__REQUIRED TASK__
Locate the string "euros" in the records below. Copy every line where it occurs.

__INPUT ROWS__

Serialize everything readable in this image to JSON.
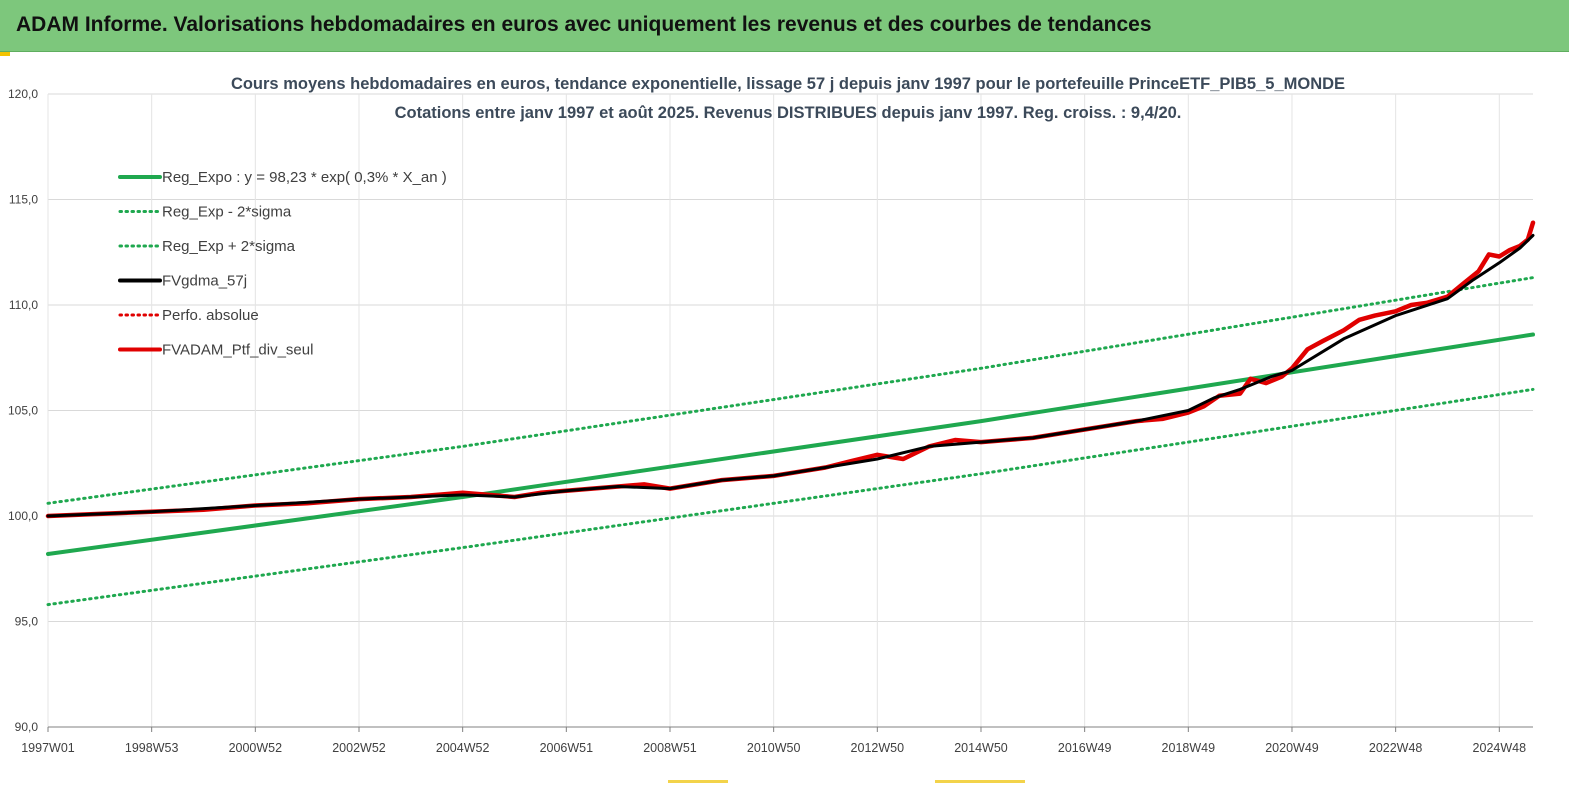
{
  "page": {
    "banner_title": "ADAM Informe. Valorisations hebdomadaires en euros avec uniquement les revenus et des courbes de tendances"
  },
  "chart_data": {
    "type": "line",
    "title_line1": "Cours moyens hebdomadaires  en euros, tendance exponentielle, lissage 57 j depuis janv 1997 pour le portefeuille PrinceETF_PIB5_5_MONDE",
    "title_line2": "Cotations  entre janv 1997 et août 2025. Revenus DISTRIBUES depuis janv 1997. Reg. croiss. : 9,4/20.",
    "xlim": [
      1997.0,
      2025.65
    ],
    "ylim": [
      90,
      120
    ],
    "y_ticks": [
      {
        "value": 90,
        "label": "90,0"
      },
      {
        "value": 95,
        "label": "95,0"
      },
      {
        "value": 100,
        "label": "100,0"
      },
      {
        "value": 105,
        "label": "105,0"
      },
      {
        "value": 110,
        "label": "110,0"
      },
      {
        "value": 115,
        "label": "115,0"
      },
      {
        "value": 120,
        "label": "120,0"
      }
    ],
    "x_ticks": [
      {
        "value": 1997.0,
        "label": "1997W01"
      },
      {
        "value": 1999.0,
        "label": "1998W53"
      },
      {
        "value": 2001.0,
        "label": "2000W52"
      },
      {
        "value": 2003.0,
        "label": "2002W52"
      },
      {
        "value": 2005.0,
        "label": "2004W52"
      },
      {
        "value": 2007.0,
        "label": "2006W51"
      },
      {
        "value": 2009.0,
        "label": "2008W51"
      },
      {
        "value": 2011.0,
        "label": "2010W50"
      },
      {
        "value": 2013.0,
        "label": "2012W50"
      },
      {
        "value": 2015.0,
        "label": "2014W50"
      },
      {
        "value": 2017.0,
        "label": "2016W49"
      },
      {
        "value": 2019.0,
        "label": "2018W49"
      },
      {
        "value": 2021.0,
        "label": "2020W49"
      },
      {
        "value": 2023.0,
        "label": "2022W48"
      },
      {
        "value": 2025.0,
        "label": "2024W48"
      }
    ],
    "grid": true,
    "legend_position": "top-left",
    "series": [
      {
        "name": "Reg_Expo : y = 98,23 * exp( 0,3% *  X_an )",
        "color": "#1fa84f",
        "style": "solid",
        "x": [
          1997.0,
          2005.0,
          2015.0,
          2025.65
        ],
        "y": [
          98.2,
          100.9,
          104.5,
          108.6
        ]
      },
      {
        "name": "Reg_Exp - 2*sigma",
        "color": "#1fa84f",
        "style": "dotted",
        "x": [
          1997.0,
          2005.0,
          2015.0,
          2025.65
        ],
        "y": [
          95.8,
          98.5,
          102.0,
          106.0
        ]
      },
      {
        "name": "Reg_Exp + 2*sigma",
        "color": "#1fa84f",
        "style": "dotted",
        "x": [
          1997.0,
          2005.0,
          2015.0,
          2025.65
        ],
        "y": [
          100.6,
          103.3,
          107.0,
          111.3
        ]
      },
      {
        "name": "FVgdma_57j",
        "color": "#000000",
        "style": "solid",
        "x": [
          1997.0,
          1999.0,
          2001.0,
          2003.0,
          2005.0,
          2006.0,
          2007.0,
          2008.0,
          2009.0,
          2010.0,
          2011.0,
          2012.0,
          2013.0,
          2014.0,
          2015.0,
          2016.0,
          2017.0,
          2018.0,
          2019.0,
          2019.5,
          2020.0,
          2020.6,
          2021.0,
          2022.0,
          2023.0,
          2024.0,
          2024.5,
          2025.0,
          2025.4,
          2025.65
        ],
        "y": [
          100.0,
          100.2,
          100.5,
          100.8,
          101.0,
          100.9,
          101.2,
          101.4,
          101.3,
          101.7,
          101.9,
          102.3,
          102.7,
          103.3,
          103.5,
          103.7,
          104.1,
          104.5,
          105.0,
          105.6,
          106.0,
          106.6,
          106.9,
          108.4,
          109.5,
          110.3,
          111.2,
          112.0,
          112.7,
          113.3
        ]
      },
      {
        "name": "Perfo. absolue",
        "color": "#e00000",
        "style": "dotted",
        "x": [],
        "y": []
      },
      {
        "name": "FVADAM_Ptf_div_seul",
        "color": "#e00000",
        "style": "solid",
        "x": [
          1997.0,
          1998.0,
          1999.0,
          2000.0,
          2001.0,
          2002.0,
          2003.0,
          2004.0,
          2005.0,
          2005.5,
          2006.0,
          2006.5,
          2007.0,
          2007.5,
          2008.0,
          2008.5,
          2009.0,
          2009.5,
          2010.0,
          2010.5,
          2011.0,
          2011.5,
          2012.0,
          2012.5,
          2013.0,
          2013.5,
          2014.0,
          2014.5,
          2015.0,
          2015.5,
          2016.0,
          2016.5,
          2017.0,
          2017.5,
          2018.0,
          2018.5,
          2019.0,
          2019.3,
          2019.6,
          2020.0,
          2020.2,
          2020.5,
          2020.8,
          2021.0,
          2021.3,
          2021.6,
          2022.0,
          2022.3,
          2022.6,
          2023.0,
          2023.3,
          2023.6,
          2024.0,
          2024.3,
          2024.6,
          2024.8,
          2025.0,
          2025.2,
          2025.4,
          2025.55,
          2025.65
        ],
        "y": [
          100.0,
          100.1,
          100.2,
          100.3,
          100.5,
          100.6,
          100.8,
          100.9,
          101.1,
          101.0,
          100.9,
          101.1,
          101.2,
          101.3,
          101.4,
          101.5,
          101.3,
          101.5,
          101.7,
          101.8,
          101.9,
          102.1,
          102.3,
          102.6,
          102.9,
          102.7,
          103.3,
          103.6,
          103.5,
          103.6,
          103.7,
          103.9,
          104.1,
          104.3,
          104.5,
          104.6,
          104.9,
          105.2,
          105.7,
          105.8,
          106.5,
          106.3,
          106.6,
          107.0,
          107.9,
          108.3,
          108.8,
          109.3,
          109.5,
          109.7,
          110.0,
          110.1,
          110.4,
          111.0,
          111.6,
          112.4,
          112.3,
          112.6,
          112.8,
          113.1,
          113.9
        ]
      }
    ]
  }
}
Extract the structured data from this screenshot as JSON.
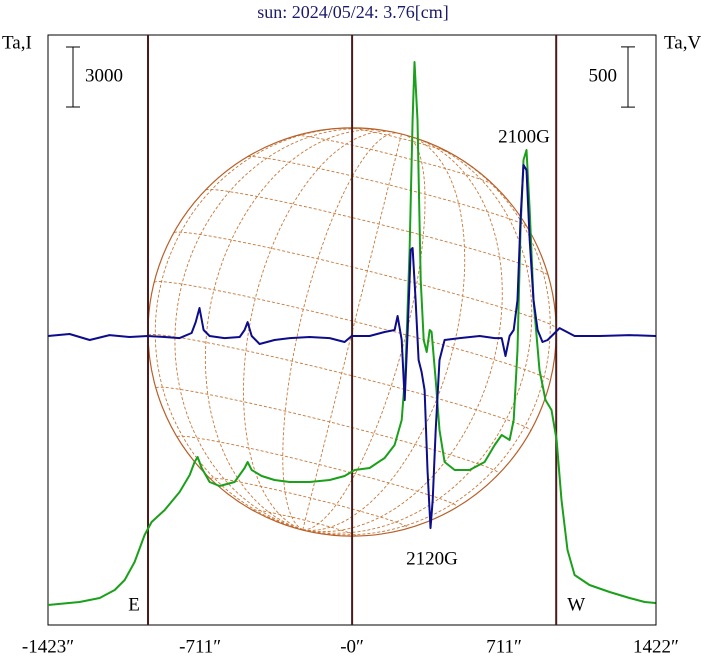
{
  "chart_data": {
    "type": "line",
    "title": "sun: 2024/05/24: 3.76[cm]",
    "y_label": "Ta,I",
    "y2_label": "Ta,V",
    "xlim": [
      -1423,
      1422
    ],
    "xticks": [
      {
        "value": -1423,
        "label": "-1423″"
      },
      {
        "value": -711,
        "label": "-711″"
      },
      {
        "value": 0,
        "label": "-0″"
      },
      {
        "value": 711,
        "label": "711″"
      },
      {
        "value": 1422,
        "label": "1422″"
      }
    ],
    "ylim": [
      -1000,
      28500
    ],
    "y2lim": [
      -2400,
      2500
    ],
    "scale_bars": [
      {
        "value": 3000,
        "axis": "y"
      },
      {
        "value": 500,
        "axis": "y2"
      }
    ],
    "markers": [
      {
        "x": -955,
        "label": "E"
      },
      {
        "x": 0
      },
      {
        "x": 955,
        "label": "W"
      }
    ],
    "annotations": [
      "2100G",
      "2120G"
    ],
    "series": [
      {
        "name": "Ta,I",
        "color": "#1aa01a",
        "x": [
          -1423,
          -1275,
          -1181,
          -1111,
          -1064,
          -1018,
          -971,
          -938,
          -877,
          -807,
          -760,
          -737,
          -723,
          -704,
          -667,
          -620,
          -550,
          -503,
          -489,
          -470,
          -423,
          -363,
          -292,
          -199,
          -105,
          -35,
          12,
          82,
          152,
          199,
          232,
          250,
          269,
          283,
          292,
          306,
          321,
          335,
          349,
          363,
          372,
          391,
          409,
          433,
          480,
          550,
          620,
          667,
          700,
          737,
          756,
          774,
          788,
          802,
          816,
          831,
          849,
          877,
          905,
          933,
          957,
          980,
          1008,
          1041,
          1111,
          1205,
          1298,
          1369,
          1420
        ],
        "values": [
          0,
          150,
          350,
          750,
          1250,
          2150,
          3500,
          4150,
          4750,
          5650,
          6500,
          7150,
          7400,
          6850,
          6150,
          5950,
          6150,
          6850,
          7150,
          6750,
          6450,
          6250,
          6150,
          6150,
          6250,
          6450,
          6750,
          6850,
          7350,
          8000,
          9250,
          11750,
          17750,
          24250,
          27150,
          24250,
          16250,
          13250,
          12650,
          13750,
          13650,
          11250,
          8750,
          7150,
          6750,
          6750,
          7150,
          8000,
          8500,
          8250,
          9250,
          12750,
          18750,
          22250,
          22750,
          19750,
          15250,
          11750,
          10250,
          9750,
          8250,
          5250,
          2750,
          1500,
          1000,
          650,
          350,
          150,
          100
        ]
      },
      {
        "name": "Ta,V",
        "color": "#0c0c8c",
        "axis": "y2",
        "x": [
          -1423,
          -1322,
          -1228,
          -1135,
          -1041,
          -957,
          -877,
          -807,
          -751,
          -732,
          -714,
          -695,
          -667,
          -597,
          -526,
          -503,
          -489,
          -470,
          -433,
          -363,
          -292,
          -199,
          -105,
          -35,
          -2,
          82,
          152,
          199,
          213,
          232,
          246,
          260,
          274,
          283,
          297,
          311,
          325,
          339,
          353,
          367,
          377,
          391,
          409,
          433,
          503,
          597,
          667,
          700,
          718,
          737,
          756,
          774,
          788,
          802,
          816,
          831,
          849,
          868,
          891,
          915,
          948,
          971,
          1041,
          1158,
          1298,
          1420
        ],
        "values": [
          0,
          17,
          -33,
          8,
          -8,
          0,
          -8,
          -17,
          25,
          116,
          233,
          50,
          0,
          -17,
          -8,
          50,
          116,
          0,
          -66,
          -33,
          -17,
          -8,
          -17,
          -50,
          0,
          0,
          33,
          50,
          166,
          -33,
          -532,
          50,
          714,
          731,
          299,
          -199,
          -299,
          -449,
          -1113,
          -1595,
          -1362,
          -781,
          -199,
          -33,
          -17,
          0,
          -17,
          -17,
          -166,
          0,
          50,
          299,
          963,
          1420,
          1378,
          797,
          299,
          50,
          -50,
          -33,
          25,
          66,
          0,
          0,
          8,
          0
        ]
      }
    ]
  }
}
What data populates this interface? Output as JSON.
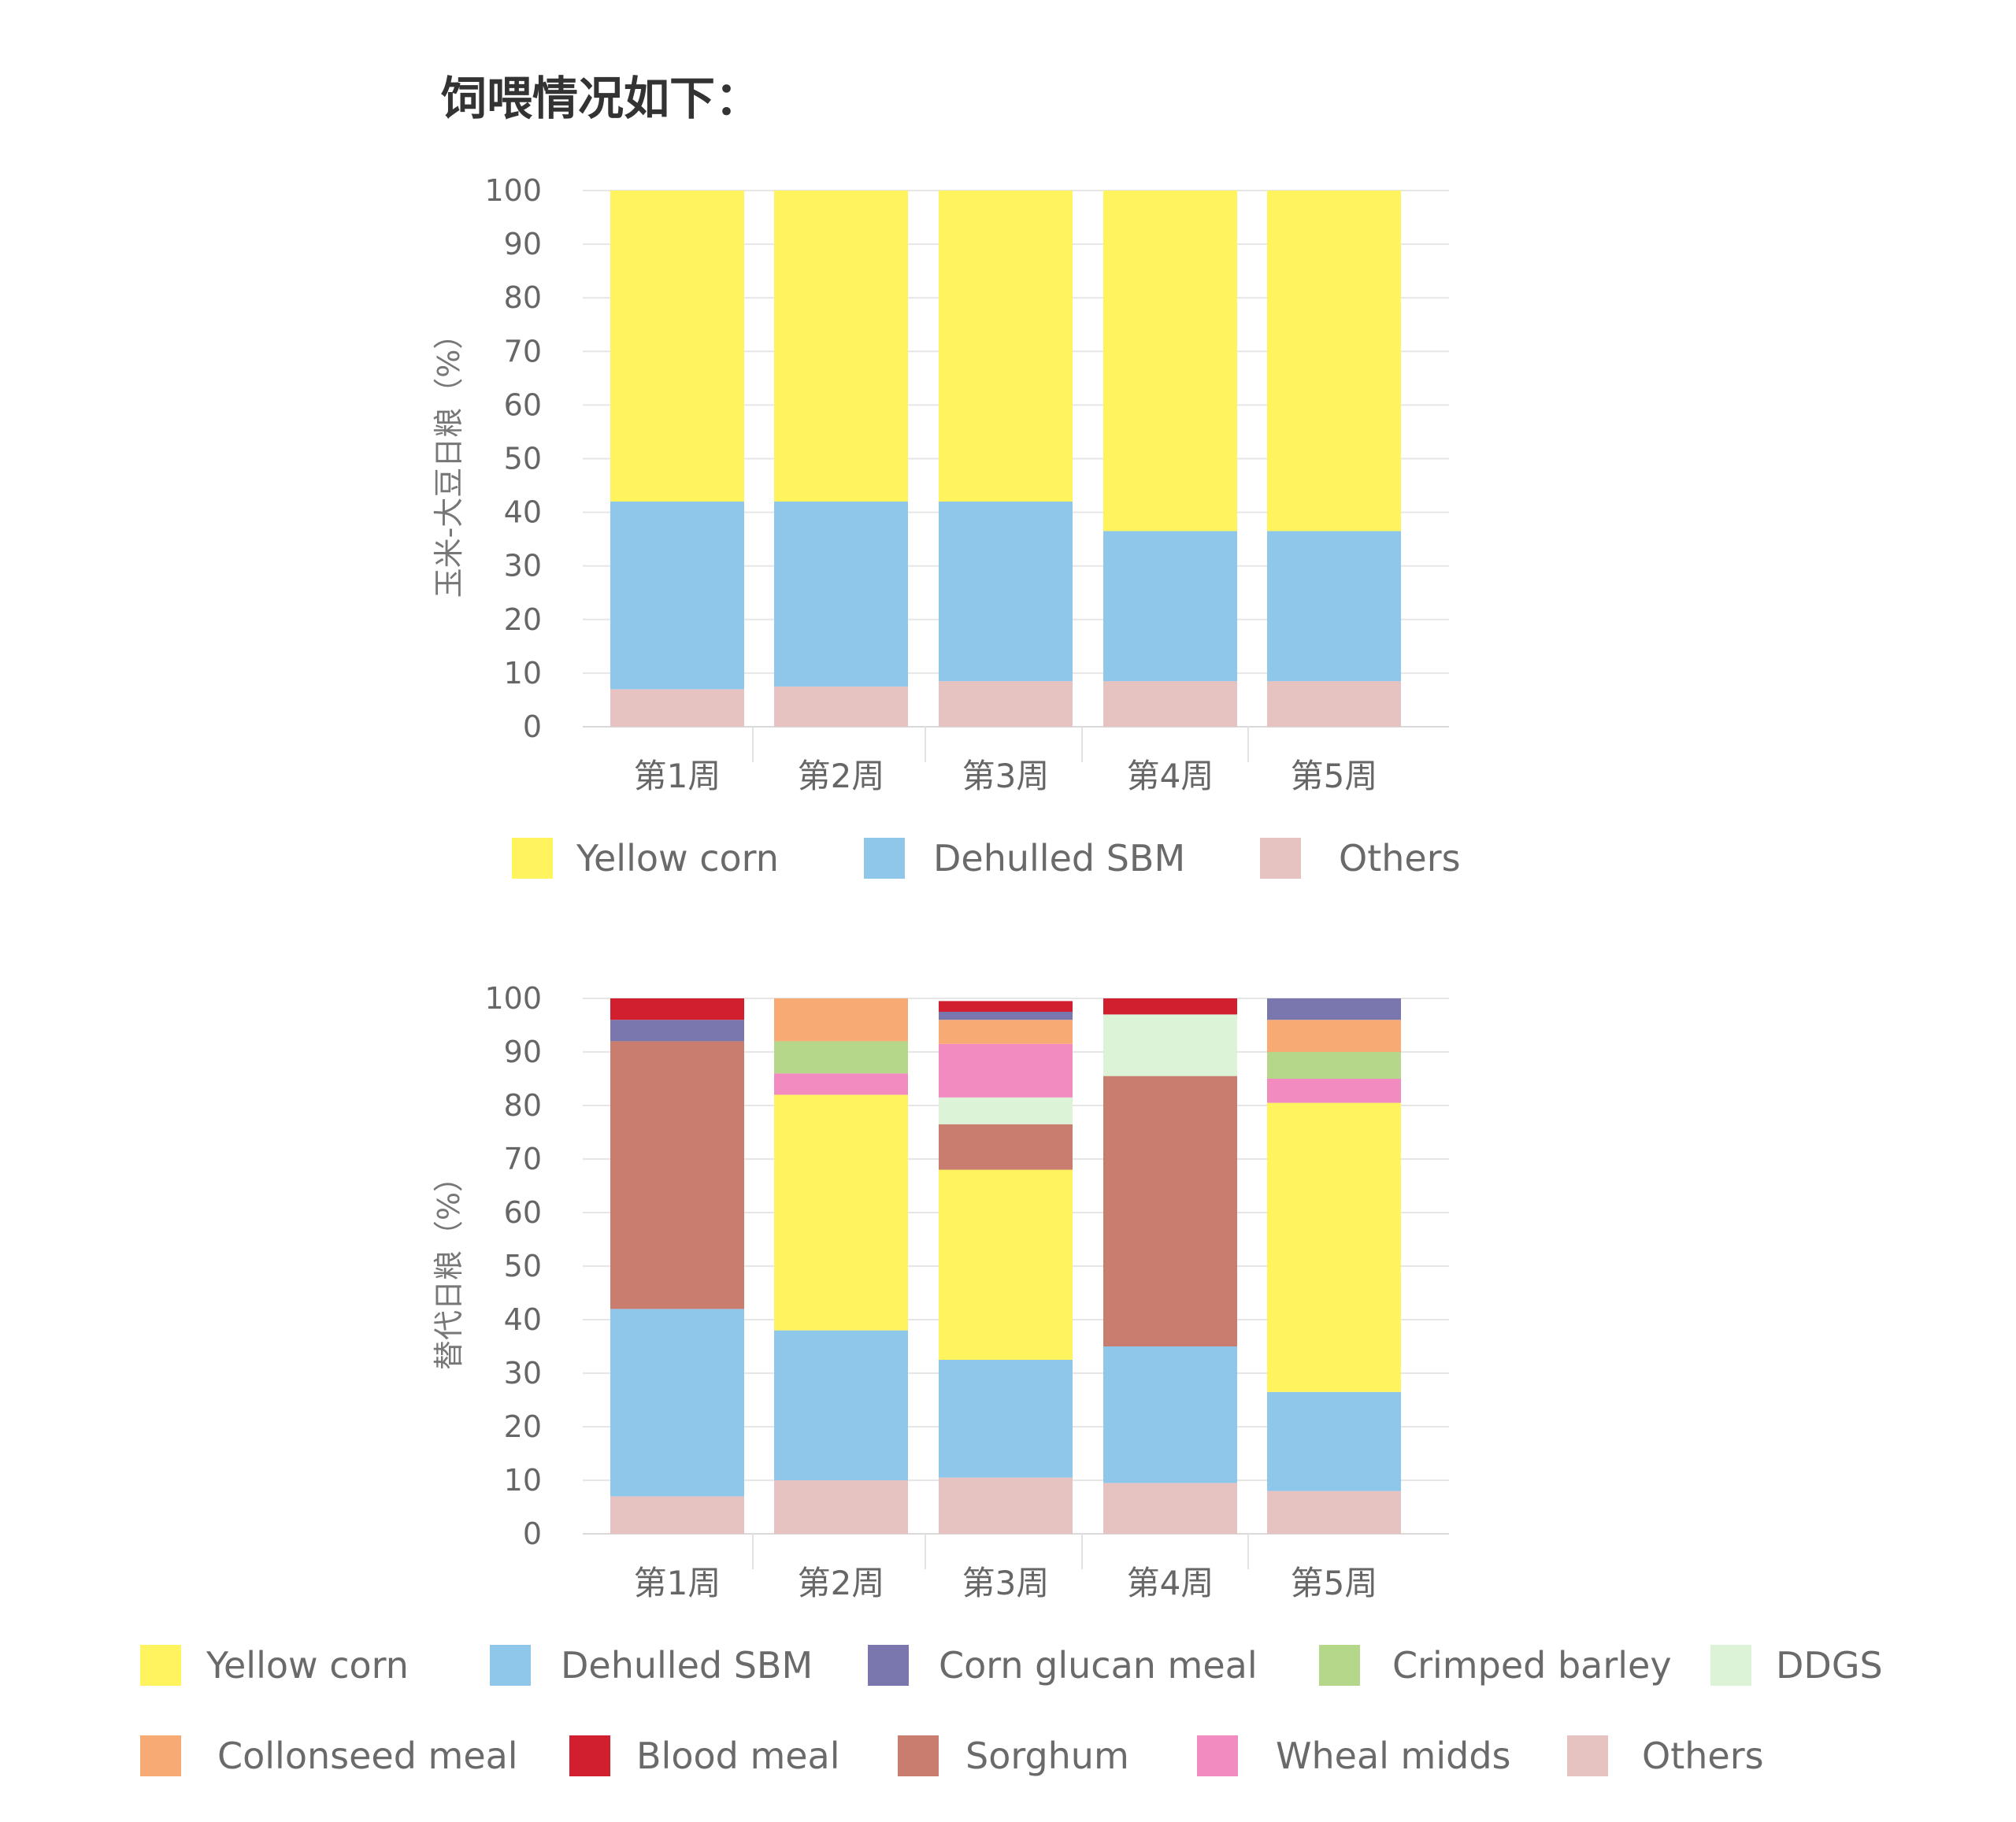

__TASK SOLUTION__
    "banner_title": "ADAM Informe. Valorisations hebdomadaires en euros avec uniquement les revenus et des courbes de tendances"
    "title_line1": "Cours moyens hebdomadaires  en euros, tendance exponentielle, lissage 57 j depuis janv 1997 pour le portefeuille PrinceETF_PIB5_5_MONDE",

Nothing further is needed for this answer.